▶ **AIM**
Identify each line in the records below that contains the word "Москва", and copy it.

▶ **DATA EXTRACT**
::::::::
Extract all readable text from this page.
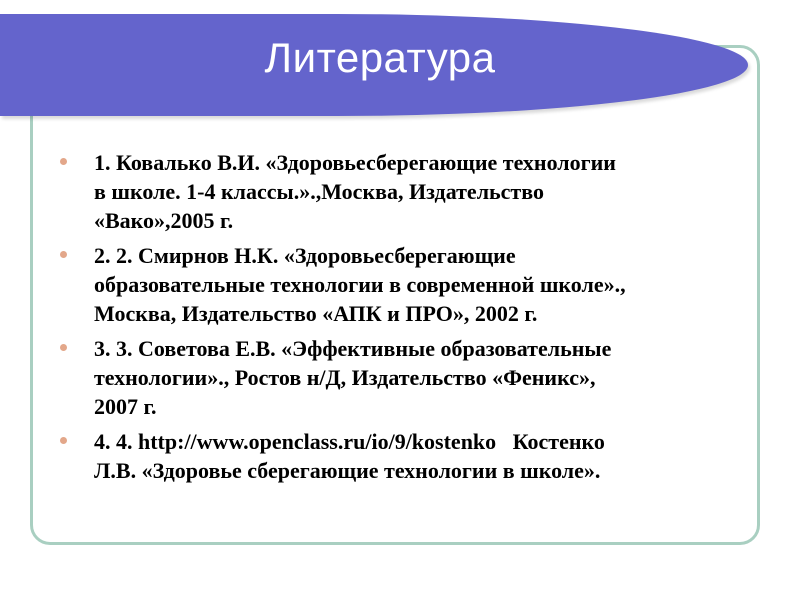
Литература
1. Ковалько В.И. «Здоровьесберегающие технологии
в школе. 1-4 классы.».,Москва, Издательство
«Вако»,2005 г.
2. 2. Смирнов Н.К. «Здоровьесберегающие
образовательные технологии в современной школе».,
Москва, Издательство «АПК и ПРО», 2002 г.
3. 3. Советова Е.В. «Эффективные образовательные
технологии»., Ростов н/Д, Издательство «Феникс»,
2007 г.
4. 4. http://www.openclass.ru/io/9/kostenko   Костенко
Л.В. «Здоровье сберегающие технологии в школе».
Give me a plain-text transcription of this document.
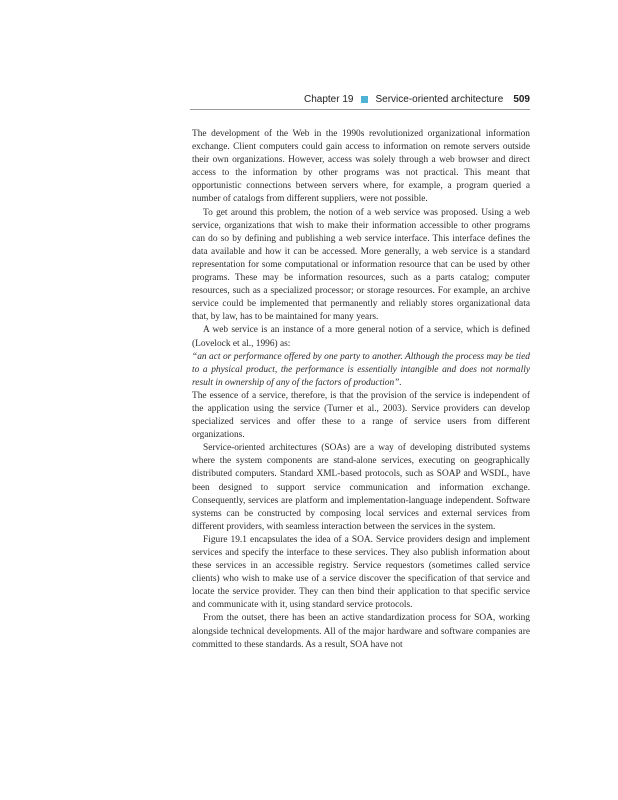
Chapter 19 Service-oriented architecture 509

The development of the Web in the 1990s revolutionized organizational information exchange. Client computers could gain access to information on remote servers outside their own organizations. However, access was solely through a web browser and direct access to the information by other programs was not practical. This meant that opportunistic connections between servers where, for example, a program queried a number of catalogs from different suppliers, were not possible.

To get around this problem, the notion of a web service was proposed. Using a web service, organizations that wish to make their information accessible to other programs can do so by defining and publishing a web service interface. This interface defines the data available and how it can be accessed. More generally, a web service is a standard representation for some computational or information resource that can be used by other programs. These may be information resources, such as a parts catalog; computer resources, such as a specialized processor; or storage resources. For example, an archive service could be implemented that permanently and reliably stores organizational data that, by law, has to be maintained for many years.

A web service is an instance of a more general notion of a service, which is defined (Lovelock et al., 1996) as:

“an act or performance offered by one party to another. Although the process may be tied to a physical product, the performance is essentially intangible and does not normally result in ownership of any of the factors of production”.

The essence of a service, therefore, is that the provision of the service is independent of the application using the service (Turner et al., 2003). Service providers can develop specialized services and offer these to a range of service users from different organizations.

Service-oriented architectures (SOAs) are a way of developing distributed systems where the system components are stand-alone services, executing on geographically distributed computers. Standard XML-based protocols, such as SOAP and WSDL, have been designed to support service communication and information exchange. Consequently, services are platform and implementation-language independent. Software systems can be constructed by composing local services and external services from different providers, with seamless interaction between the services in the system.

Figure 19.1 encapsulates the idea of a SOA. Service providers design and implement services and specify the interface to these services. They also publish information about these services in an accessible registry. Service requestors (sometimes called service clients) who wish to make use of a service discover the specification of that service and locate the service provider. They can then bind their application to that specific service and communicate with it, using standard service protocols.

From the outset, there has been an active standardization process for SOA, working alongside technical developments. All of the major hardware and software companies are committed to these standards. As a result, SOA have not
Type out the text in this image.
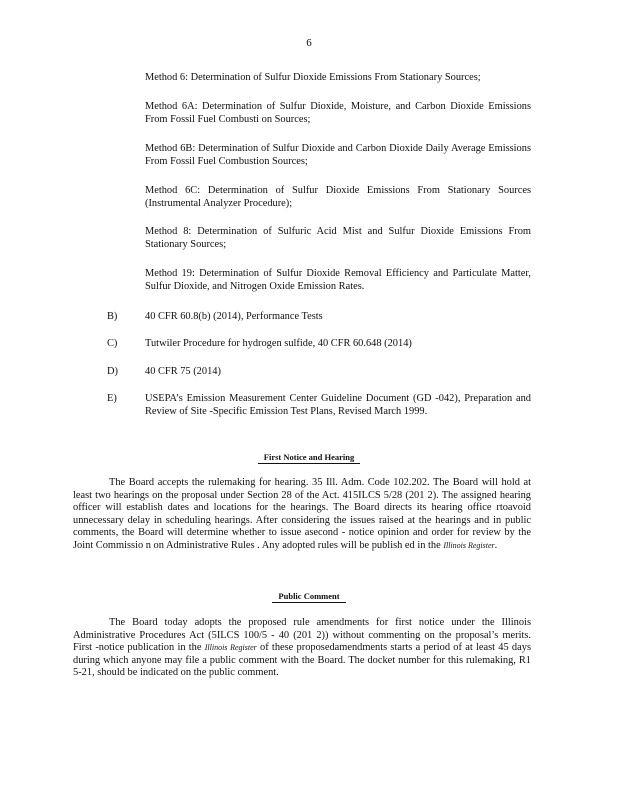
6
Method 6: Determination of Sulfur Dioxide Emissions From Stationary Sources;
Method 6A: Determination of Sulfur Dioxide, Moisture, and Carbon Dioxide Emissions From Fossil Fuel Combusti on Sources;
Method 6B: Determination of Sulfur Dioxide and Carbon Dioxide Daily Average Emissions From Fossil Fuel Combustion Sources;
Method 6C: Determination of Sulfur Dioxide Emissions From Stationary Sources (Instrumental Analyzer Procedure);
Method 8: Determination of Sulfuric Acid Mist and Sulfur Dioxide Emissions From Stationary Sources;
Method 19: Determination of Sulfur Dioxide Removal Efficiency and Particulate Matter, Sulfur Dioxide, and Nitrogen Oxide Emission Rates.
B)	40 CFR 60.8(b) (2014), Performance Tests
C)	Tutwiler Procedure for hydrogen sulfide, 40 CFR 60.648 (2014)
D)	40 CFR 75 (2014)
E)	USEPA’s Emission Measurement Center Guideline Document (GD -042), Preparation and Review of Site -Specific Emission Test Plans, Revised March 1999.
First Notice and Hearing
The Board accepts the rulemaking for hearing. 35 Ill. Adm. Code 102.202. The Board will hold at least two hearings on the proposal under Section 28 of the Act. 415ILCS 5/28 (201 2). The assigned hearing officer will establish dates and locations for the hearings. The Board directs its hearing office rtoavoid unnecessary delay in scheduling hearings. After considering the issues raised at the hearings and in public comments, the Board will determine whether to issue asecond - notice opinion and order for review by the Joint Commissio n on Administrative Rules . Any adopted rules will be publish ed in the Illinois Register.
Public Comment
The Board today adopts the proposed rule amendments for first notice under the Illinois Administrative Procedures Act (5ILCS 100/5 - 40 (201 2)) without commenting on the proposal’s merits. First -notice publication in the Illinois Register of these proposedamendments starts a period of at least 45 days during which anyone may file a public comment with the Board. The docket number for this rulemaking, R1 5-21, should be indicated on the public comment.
::::::::
▶ **RESULT OF THIS EXERCISE**
в школе. 1-4 классы.».,Москва, Издательство
Москва, Издательство «АПК и ПРО», 2002 г.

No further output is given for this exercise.